Data records ▸
#####

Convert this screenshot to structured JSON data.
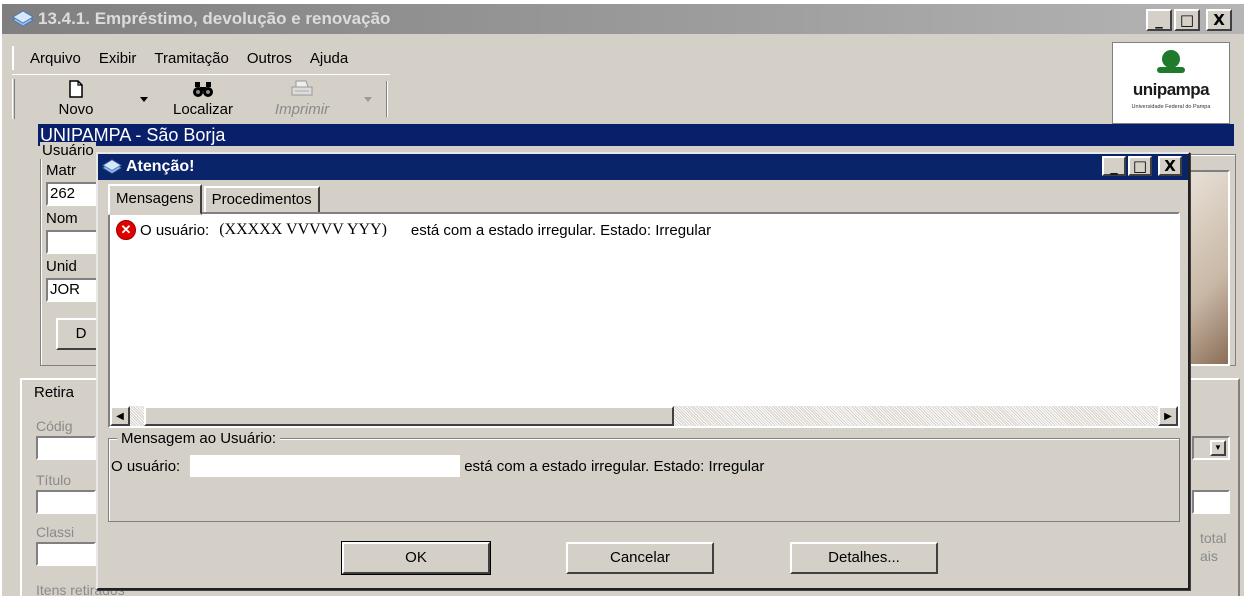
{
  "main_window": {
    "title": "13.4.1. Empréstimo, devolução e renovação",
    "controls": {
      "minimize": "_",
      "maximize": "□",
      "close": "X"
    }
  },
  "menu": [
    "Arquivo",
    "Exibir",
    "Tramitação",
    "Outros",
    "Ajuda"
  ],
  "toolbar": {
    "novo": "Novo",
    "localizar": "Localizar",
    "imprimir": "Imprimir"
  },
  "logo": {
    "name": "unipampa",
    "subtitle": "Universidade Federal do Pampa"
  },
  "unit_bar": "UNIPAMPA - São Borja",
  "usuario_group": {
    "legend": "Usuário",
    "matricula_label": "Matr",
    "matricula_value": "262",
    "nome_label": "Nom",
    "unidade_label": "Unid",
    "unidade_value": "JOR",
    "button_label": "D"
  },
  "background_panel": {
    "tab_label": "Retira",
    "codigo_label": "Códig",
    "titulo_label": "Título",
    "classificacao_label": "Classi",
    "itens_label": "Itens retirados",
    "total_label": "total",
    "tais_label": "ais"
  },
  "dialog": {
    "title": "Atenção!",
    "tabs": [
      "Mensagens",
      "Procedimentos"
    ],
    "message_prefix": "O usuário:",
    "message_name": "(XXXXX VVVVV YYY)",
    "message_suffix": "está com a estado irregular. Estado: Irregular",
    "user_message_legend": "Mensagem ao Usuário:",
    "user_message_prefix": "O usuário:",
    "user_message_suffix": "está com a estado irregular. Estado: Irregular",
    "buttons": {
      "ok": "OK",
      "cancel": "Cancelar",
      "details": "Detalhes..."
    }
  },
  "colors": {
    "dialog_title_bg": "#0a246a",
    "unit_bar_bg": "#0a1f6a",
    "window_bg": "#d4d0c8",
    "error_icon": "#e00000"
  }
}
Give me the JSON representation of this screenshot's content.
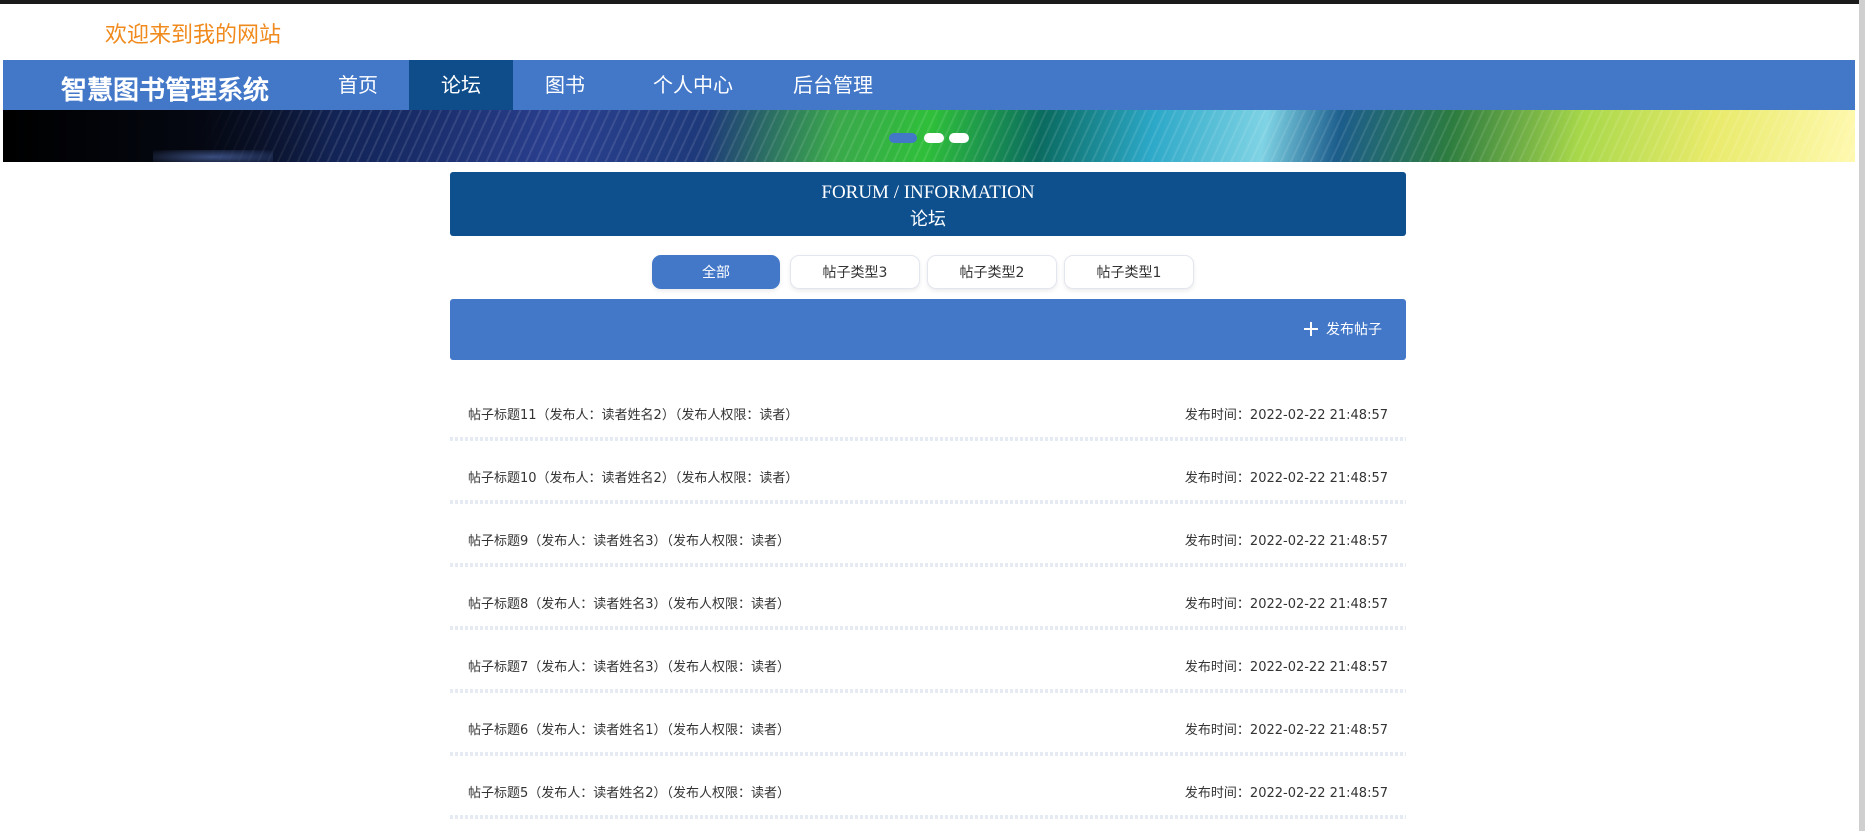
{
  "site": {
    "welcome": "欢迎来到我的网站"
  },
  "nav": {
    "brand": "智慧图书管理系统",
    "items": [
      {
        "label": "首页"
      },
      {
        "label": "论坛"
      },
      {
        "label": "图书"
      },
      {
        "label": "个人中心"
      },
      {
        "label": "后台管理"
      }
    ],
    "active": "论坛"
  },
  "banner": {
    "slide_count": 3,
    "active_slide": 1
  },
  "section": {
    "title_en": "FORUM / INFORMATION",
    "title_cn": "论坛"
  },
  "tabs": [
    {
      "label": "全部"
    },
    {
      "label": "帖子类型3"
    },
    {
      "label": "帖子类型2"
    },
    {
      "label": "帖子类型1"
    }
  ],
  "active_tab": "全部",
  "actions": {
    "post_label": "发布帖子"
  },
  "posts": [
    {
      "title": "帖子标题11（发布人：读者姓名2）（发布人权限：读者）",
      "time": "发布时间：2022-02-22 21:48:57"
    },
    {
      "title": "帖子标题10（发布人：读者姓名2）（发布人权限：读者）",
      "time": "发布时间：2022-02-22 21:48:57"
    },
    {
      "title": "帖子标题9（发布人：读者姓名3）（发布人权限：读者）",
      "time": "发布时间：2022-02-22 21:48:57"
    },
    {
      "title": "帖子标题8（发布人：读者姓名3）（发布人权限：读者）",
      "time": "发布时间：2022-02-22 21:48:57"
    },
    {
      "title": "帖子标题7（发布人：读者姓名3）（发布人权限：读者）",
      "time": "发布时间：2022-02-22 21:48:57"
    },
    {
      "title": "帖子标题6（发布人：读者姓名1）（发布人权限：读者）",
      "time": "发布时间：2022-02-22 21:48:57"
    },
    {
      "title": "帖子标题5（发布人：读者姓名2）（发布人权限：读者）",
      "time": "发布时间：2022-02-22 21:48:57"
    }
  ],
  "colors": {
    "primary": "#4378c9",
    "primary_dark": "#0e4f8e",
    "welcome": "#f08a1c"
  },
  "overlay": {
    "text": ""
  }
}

#####

Task instructions ▸
Do not copy the pictures, but repeat every line exactly.

Task solution ▸
Convert this screenshot to structured JSON data.
{
  "main_window": {
    "title": "13.4.1. Empréstimo, devolução e renovação",
    "controls": {
      "minimize": "_",
      "maximize": "□",
      "close": "X"
    }
  },
  "menu": [
    "Arquivo",
    "Exibir",
    "Tramitação",
    "Outros",
    "Ajuda"
  ],
  "toolbar": {
    "novo": "Novo",
    "localizar": "Localizar",
    "imprimir": "Imprimir"
  },
  "logo": {
    "name": "unipampa",
    "subtitle": "Universidade Federal do Pampa"
  },
  "unit_bar": "UNIPAMPA - São Borja",
  "usuario_group": {
    "legend": "Usuário",
    "matricula_label": "Matr",
    "matricula_value": "262",
    "nome_label": "Nom",
    "unidade_label": "Unid",
    "unidade_value": "JOR",
    "button_label": "D"
  },
  "background_panel": {
    "tab_label": "Retira",
    "codigo_label": "Códig",
    "titulo_label": "Título",
    "classificacao_label": "Classi",
    "itens_label": "Itens retirados",
    "total_label": "total",
    "tais_label": "ais"
  },
  "dialog": {
    "title": "Atenção!",
    "tabs": [
      "Mensagens",
      "Procedimentos"
    ],
    "message_prefix": "O usuário:",
    "message_name": "(XXXXX VVVVV YYY)",
    "message_suffix": "está com a estado irregular. Estado: Irregular",
    "user_message_legend": "Mensagem ao Usuário:",
    "user_message_prefix": "O usuário:",
    "user_message_suffix": "está com a estado irregular. Estado: Irregular",
    "buttons": {
      "ok": "OK",
      "cancel": "Cancelar",
      "details": "Detalhes..."
    }
  },
  "colors": {
    "dialog_title_bg": "#0a246a",
    "unit_bar_bg": "#0a1f6a",
    "window_bg": "#d4d0c8",
    "error_icon": "#e00000"
  }
}
Give me the JSON representation of this screenshot's content.
{
  "site": {
    "welcome": "欢迎来到我的网站"
  },
  "nav": {
    "brand": "智慧图书管理系统",
    "items": [
      {
        "label": "首页"
      },
      {
        "label": "论坛"
      },
      {
        "label": "图书"
      },
      {
        "label": "个人中心"
      },
      {
        "label": "后台管理"
      }
    ],
    "active": "论坛"
  },
  "banner": {
    "slide_count": 3,
    "active_slide": 1
  },
  "section": {
    "title_en": "FORUM / INFORMATION",
    "title_cn": "论坛"
  },
  "tabs": [
    {
      "label": "全部"
    },
    {
      "label": "帖子类型3"
    },
    {
      "label": "帖子类型2"
    },
    {
      "label": "帖子类型1"
    }
  ],
  "active_tab": "全部",
  "actions": {
    "post_label": "发布帖子"
  },
  "posts": [
    {
      "title": "帖子标题11（发布人：读者姓名2）（发布人权限：读者）",
      "time": "发布时间：2022-02-22 21:48:57"
    },
    {
      "title": "帖子标题10（发布人：读者姓名2）（发布人权限：读者）",
      "time": "发布时间：2022-02-22 21:48:57"
    },
    {
      "title": "帖子标题9（发布人：读者姓名3）（发布人权限：读者）",
      "time": "发布时间：2022-02-22 21:48:57"
    },
    {
      "title": "帖子标题8（发布人：读者姓名3）（发布人权限：读者）",
      "time": "发布时间：2022-02-22 21:48:57"
    },
    {
      "title": "帖子标题7（发布人：读者姓名3）（发布人权限：读者）",
      "time": "发布时间：2022-02-22 21:48:57"
    },
    {
      "title": "帖子标题6（发布人：读者姓名1）（发布人权限：读者）",
      "time": "发布时间：2022-02-22 21:48:57"
    },
    {
      "title": "帖子标题5（发布人：读者姓名2）（发布人权限：读者）",
      "time": "发布时间：2022-02-22 21:48:57"
    }
  ],
  "colors": {
    "primary": "#4378c9",
    "primary_dark": "#0e4f8e",
    "welcome": "#f08a1c"
  },
  "overlay": {
    "text": ""
  }
}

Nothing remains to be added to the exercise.